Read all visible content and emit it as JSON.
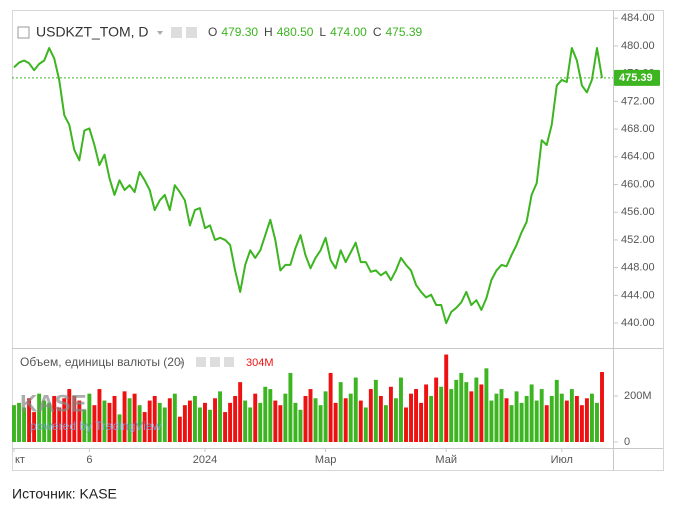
{
  "chart_data": [
    {
      "type": "line",
      "title": "USDKZT_TOM, D",
      "color": "#3cb521",
      "ohlc": [
        {
          "key": "O",
          "value": "479.30"
        },
        {
          "key": "H",
          "value": "480.50"
        },
        {
          "key": "L",
          "value": "474.00"
        },
        {
          "key": "C",
          "value": "475.39"
        }
      ],
      "last_price": {
        "value": 475.39,
        "label": "475.39"
      },
      "categories": [
        "кт",
        null,
        null,
        null,
        null,
        null,
        null,
        null,
        null,
        null,
        null,
        null,
        null,
        null,
        null,
        "6",
        null,
        null,
        null,
        null,
        null,
        null,
        null,
        null,
        null,
        null,
        null,
        null,
        null,
        null,
        null,
        null,
        null,
        null,
        null,
        null,
        null,
        null,
        "2024",
        null,
        null,
        null,
        null,
        null,
        null,
        null,
        null,
        null,
        null,
        null,
        null,
        null,
        null,
        null,
        null,
        null,
        null,
        null,
        null,
        null,
        null,
        null,
        "Мар",
        null,
        null,
        null,
        null,
        null,
        null,
        null,
        null,
        null,
        null,
        null,
        null,
        null,
        null,
        null,
        null,
        null,
        null,
        null,
        null,
        null,
        null,
        null,
        "Май",
        null,
        null,
        null,
        null,
        null,
        null,
        null,
        null,
        null,
        null,
        null,
        null,
        null,
        null,
        null,
        null,
        null,
        null,
        null,
        null,
        null,
        null,
        "Июл",
        null,
        null,
        null,
        null,
        null,
        null,
        null,
        null
      ],
      "values": [
        476.9,
        477.6,
        477.9,
        477.5,
        476.5,
        477.4,
        477.9,
        479.7,
        478.2,
        475.1,
        470.0,
        468.6,
        465.0,
        463.5,
        467.8,
        468.1,
        465.7,
        462.8,
        464.3,
        460.9,
        458.5,
        460.6,
        459.2,
        459.9,
        458.9,
        461.8,
        460.6,
        459.2,
        456.3,
        457.7,
        458.5,
        456.3,
        459.9,
        458.9,
        457.7,
        454.1,
        456.3,
        456.6,
        453.7,
        454.1,
        452.0,
        452.3,
        452.0,
        451.3,
        447.6,
        444.5,
        448.4,
        450.5,
        449.4,
        450.5,
        452.7,
        454.9,
        452.0,
        447.6,
        448.4,
        448.4,
        450.8,
        452.7,
        449.8,
        447.9,
        449.4,
        450.5,
        452.3,
        449.1,
        447.9,
        450.5,
        448.8,
        450.2,
        451.6,
        448.8,
        448.8,
        447.4,
        447.6,
        446.9,
        447.4,
        446.2,
        447.6,
        449.4,
        448.4,
        447.6,
        445.5,
        444.5,
        443.7,
        444.1,
        442.6,
        442.6,
        440.0,
        441.6,
        442.2,
        443.0,
        444.5,
        442.6,
        443.3,
        441.9,
        443.6,
        446.2,
        447.6,
        448.4,
        448.2,
        449.8,
        451.3,
        453.1,
        454.6,
        458.5,
        460.2,
        466.4,
        465.7,
        468.6,
        474.3,
        475.1,
        474.8,
        479.7,
        477.9,
        474.3,
        473.3,
        475.1,
        479.7,
        475.39
      ],
      "ylim": [
        436.4,
        484.9
      ],
      "yticks": [
        {
          "value": 440,
          "label": "440.00"
        },
        {
          "value": 444,
          "label": "444.00"
        },
        {
          "value": 448,
          "label": "448.00"
        },
        {
          "value": 452,
          "label": "452.00"
        },
        {
          "value": 456,
          "label": "456.00"
        },
        {
          "value": 460,
          "label": "460.00"
        },
        {
          "value": 464,
          "label": "464.00"
        },
        {
          "value": 468,
          "label": "468.00"
        },
        {
          "value": 472,
          "label": "472.00"
        },
        {
          "value": 476,
          "label": "476.00"
        },
        {
          "value": 480,
          "label": "480.00"
        },
        {
          "value": 484,
          "label": "484.00"
        }
      ]
    },
    {
      "type": "bar",
      "title": "Объем, единицы валюты (20)",
      "last_label": "304M",
      "up_color": "#3cb521",
      "down_color": "#ee1111",
      "values": [
        160,
        170,
        150,
        190,
        130,
        210,
        180,
        170,
        200,
        150,
        190,
        230,
        200,
        180,
        140,
        210,
        160,
        230,
        180,
        170,
        200,
        120,
        220,
        190,
        210,
        160,
        130,
        180,
        200,
        170,
        150,
        190,
        210,
        110,
        160,
        180,
        200,
        150,
        170,
        140,
        190,
        220,
        130,
        170,
        200,
        260,
        180,
        150,
        210,
        170,
        240,
        230,
        180,
        160,
        210,
        300,
        170,
        140,
        200,
        230,
        190,
        160,
        220,
        300,
        170,
        260,
        190,
        210,
        280,
        180,
        150,
        230,
        270,
        200,
        160,
        240,
        190,
        280,
        150,
        210,
        230,
        170,
        250,
        200,
        280,
        240,
        380,
        230,
        270,
        300,
        260,
        220,
        280,
        250,
        320,
        180,
        210,
        230,
        190,
        160,
        220,
        170,
        200,
        250,
        180,
        230,
        160,
        200,
        270,
        210,
        180,
        230,
        200,
        160,
        190,
        210,
        170,
        304
      ],
      "ylim": [
        0,
        391
      ],
      "yticks": [
        0,
        {
          "value": 200,
          "label": "200M"
        }
      ]
    }
  ],
  "watermark": "KASE",
  "watermark_sub": "powered by TradingView",
  "source": "Источник: KASE"
}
==*==
**Short task**. Leave out the pictures and transcribe everything else exactly.

**Solution**.
Read all visible content and emit it as JSON.
{
  "chart_data": [
    {
      "type": "line",
      "title": "USDKZT_TOM, D",
      "color": "#3cb521",
      "ohlc": [
        {
          "key": "O",
          "value": "479.30"
        },
        {
          "key": "H",
          "value": "480.50"
        },
        {
          "key": "L",
          "value": "474.00"
        },
        {
          "key": "C",
          "value": "475.39"
        }
      ],
      "last_price": {
        "value": 475.39,
        "label": "475.39"
      },
      "categories": [
        "кт",
        null,
        null,
        null,
        null,
        null,
        null,
        null,
        null,
        null,
        null,
        null,
        null,
        null,
        null,
        "6",
        null,
        null,
        null,
        null,
        null,
        null,
        null,
        null,
        null,
        null,
        null,
        null,
        null,
        null,
        null,
        null,
        null,
        null,
        null,
        null,
        null,
        null,
        "2024",
        null,
        null,
        null,
        null,
        null,
        null,
        null,
        null,
        null,
        null,
        null,
        null,
        null,
        null,
        null,
        null,
        null,
        null,
        null,
        null,
        null,
        null,
        null,
        "Мар",
        null,
        null,
        null,
        null,
        null,
        null,
        null,
        null,
        null,
        null,
        null,
        null,
        null,
        null,
        null,
        null,
        null,
        null,
        null,
        null,
        null,
        null,
        null,
        "Май",
        null,
        null,
        null,
        null,
        null,
        null,
        null,
        null,
        null,
        null,
        null,
        null,
        null,
        null,
        null,
        null,
        null,
        null,
        null,
        null,
        null,
        null,
        "Июл",
        null,
        null,
        null,
        null,
        null,
        null,
        null,
        null
      ],
      "values": [
        476.9,
        477.6,
        477.9,
        477.5,
        476.5,
        477.4,
        477.9,
        479.7,
        478.2,
        475.1,
        470.0,
        468.6,
        465.0,
        463.5,
        467.8,
        468.1,
        465.7,
        462.8,
        464.3,
        460.9,
        458.5,
        460.6,
        459.2,
        459.9,
        458.9,
        461.8,
        460.6,
        459.2,
        456.3,
        457.7,
        458.5,
        456.3,
        459.9,
        458.9,
        457.7,
        454.1,
        456.3,
        456.6,
        453.7,
        454.1,
        452.0,
        452.3,
        452.0,
        451.3,
        447.6,
        444.5,
        448.4,
        450.5,
        449.4,
        450.5,
        452.7,
        454.9,
        452.0,
        447.6,
        448.4,
        448.4,
        450.8,
        452.7,
        449.8,
        447.9,
        449.4,
        450.5,
        452.3,
        449.1,
        447.9,
        450.5,
        448.8,
        450.2,
        451.6,
        448.8,
        448.8,
        447.4,
        447.6,
        446.9,
        447.4,
        446.2,
        447.6,
        449.4,
        448.4,
        447.6,
        445.5,
        444.5,
        443.7,
        444.1,
        442.6,
        442.6,
        440.0,
        441.6,
        442.2,
        443.0,
        444.5,
        442.6,
        443.3,
        441.9,
        443.6,
        446.2,
        447.6,
        448.4,
        448.2,
        449.8,
        451.3,
        453.1,
        454.6,
        458.5,
        460.2,
        466.4,
        465.7,
        468.6,
        474.3,
        475.1,
        474.8,
        479.7,
        477.9,
        474.3,
        473.3,
        475.1,
        479.7,
        475.39
      ],
      "ylim": [
        436.4,
        484.9
      ],
      "yticks": [
        {
          "value": 440,
          "label": "440.00"
        },
        {
          "value": 444,
          "label": "444.00"
        },
        {
          "value": 448,
          "label": "448.00"
        },
        {
          "value": 452,
          "label": "452.00"
        },
        {
          "value": 456,
          "label": "456.00"
        },
        {
          "value": 460,
          "label": "460.00"
        },
        {
          "value": 464,
          "label": "464.00"
        },
        {
          "value": 468,
          "label": "468.00"
        },
        {
          "value": 472,
          "label": "472.00"
        },
        {
          "value": 476,
          "label": "476.00"
        },
        {
          "value": 480,
          "label": "480.00"
        },
        {
          "value": 484,
          "label": "484.00"
        }
      ]
    },
    {
      "type": "bar",
      "title": "Объем, единицы валюты (20)",
      "last_label": "304M",
      "up_color": "#3cb521",
      "down_color": "#ee1111",
      "values": [
        160,
        170,
        150,
        190,
        130,
        210,
        180,
        170,
        200,
        150,
        190,
        230,
        200,
        180,
        140,
        210,
        160,
        230,
        180,
        170,
        200,
        120,
        220,
        190,
        210,
        160,
        130,
        180,
        200,
        170,
        150,
        190,
        210,
        110,
        160,
        180,
        200,
        150,
        170,
        140,
        190,
        220,
        130,
        170,
        200,
        260,
        180,
        150,
        210,
        170,
        240,
        230,
        180,
        160,
        210,
        300,
        170,
        140,
        200,
        230,
        190,
        160,
        220,
        300,
        170,
        260,
        190,
        210,
        280,
        180,
        150,
        230,
        270,
        200,
        160,
        240,
        190,
        280,
        150,
        210,
        230,
        170,
        250,
        200,
        280,
        240,
        380,
        230,
        270,
        300,
        260,
        220,
        280,
        250,
        320,
        180,
        210,
        230,
        190,
        160,
        220,
        170,
        200,
        250,
        180,
        230,
        160,
        200,
        270,
        210,
        180,
        230,
        200,
        160,
        190,
        210,
        170,
        304
      ],
      "ylim": [
        0,
        391
      ],
      "yticks": [
        0,
        {
          "value": 200,
          "label": "200M"
        }
      ]
    }
  ],
  "watermark": "KASE",
  "watermark_sub": "powered by TradingView",
  "source": "Источник: KASE"
}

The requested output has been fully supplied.